Given problem: Your task is to copy every record exactly.

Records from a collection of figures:
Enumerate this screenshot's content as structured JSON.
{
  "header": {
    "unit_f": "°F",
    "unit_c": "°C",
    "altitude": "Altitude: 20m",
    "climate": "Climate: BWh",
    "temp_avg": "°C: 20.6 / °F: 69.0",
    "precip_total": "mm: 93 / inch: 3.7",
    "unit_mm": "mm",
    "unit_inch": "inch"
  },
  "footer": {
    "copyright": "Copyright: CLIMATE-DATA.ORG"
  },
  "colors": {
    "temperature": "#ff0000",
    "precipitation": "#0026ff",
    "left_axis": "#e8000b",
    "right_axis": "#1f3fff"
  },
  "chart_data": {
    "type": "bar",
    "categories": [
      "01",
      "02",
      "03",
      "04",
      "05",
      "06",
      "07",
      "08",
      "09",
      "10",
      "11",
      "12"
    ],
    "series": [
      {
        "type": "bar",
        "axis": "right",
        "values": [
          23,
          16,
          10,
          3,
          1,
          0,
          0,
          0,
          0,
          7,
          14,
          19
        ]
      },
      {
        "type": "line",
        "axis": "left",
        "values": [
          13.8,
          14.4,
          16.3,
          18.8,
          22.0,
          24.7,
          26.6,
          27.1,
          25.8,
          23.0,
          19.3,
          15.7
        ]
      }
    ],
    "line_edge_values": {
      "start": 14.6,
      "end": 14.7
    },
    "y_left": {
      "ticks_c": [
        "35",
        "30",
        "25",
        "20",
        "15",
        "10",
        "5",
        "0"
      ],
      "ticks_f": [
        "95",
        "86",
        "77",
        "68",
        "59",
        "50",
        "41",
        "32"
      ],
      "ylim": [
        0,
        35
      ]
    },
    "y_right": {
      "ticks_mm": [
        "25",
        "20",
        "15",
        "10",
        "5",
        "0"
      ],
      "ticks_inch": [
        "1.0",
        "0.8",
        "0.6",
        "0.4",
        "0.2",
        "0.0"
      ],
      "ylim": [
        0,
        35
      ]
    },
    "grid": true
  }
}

The result:
Enumerate this screenshot's content as structured JSON.
{
  "header": {
    "unit_f": "°F",
    "unit_c": "°C",
    "altitude": "Altitude: 20m",
    "climate": "Climate: BWh",
    "temp_avg": "°C: 20.6 / °F: 69.0",
    "precip_total": "mm: 93 / inch: 3.7",
    "unit_mm": "mm",
    "unit_inch": "inch"
  },
  "footer": {
    "copyright": "Copyright: CLIMATE-DATA.ORG"
  },
  "colors": {
    "temperature": "#ff0000",
    "precipitation": "#0026ff",
    "left_axis": "#e8000b",
    "right_axis": "#1f3fff"
  },
  "chart_data": {
    "type": "bar",
    "categories": [
      "01",
      "02",
      "03",
      "04",
      "05",
      "06",
      "07",
      "08",
      "09",
      "10",
      "11",
      "12"
    ],
    "series": [
      {
        "type": "bar",
        "axis": "right",
        "values": [
          23,
          16,
          10,
          3,
          1,
          0,
          0,
          0,
          0,
          7,
          14,
          19
        ]
      },
      {
        "type": "line",
        "axis": "left",
        "values": [
          13.8,
          14.4,
          16.3,
          18.8,
          22.0,
          24.7,
          26.6,
          27.1,
          25.8,
          23.0,
          19.3,
          15.7
        ]
      }
    ],
    "line_edge_values": {
      "start": 14.6,
      "end": 14.7
    },
    "y_left": {
      "ticks_c": [
        "35",
        "30",
        "25",
        "20",
        "15",
        "10",
        "5",
        "0"
      ],
      "ticks_f": [
        "95",
        "86",
        "77",
        "68",
        "59",
        "50",
        "41",
        "32"
      ],
      "ylim": [
        0,
        35
      ]
    },
    "y_right": {
      "ticks_mm": [
        "25",
        "20",
        "15",
        "10",
        "5",
        "0"
      ],
      "ticks_inch": [
        "1.0",
        "0.8",
        "0.6",
        "0.4",
        "0.2",
        "0.0"
      ],
      "ylim": [
        0,
        35
      ]
    },
    "grid": true
  }
}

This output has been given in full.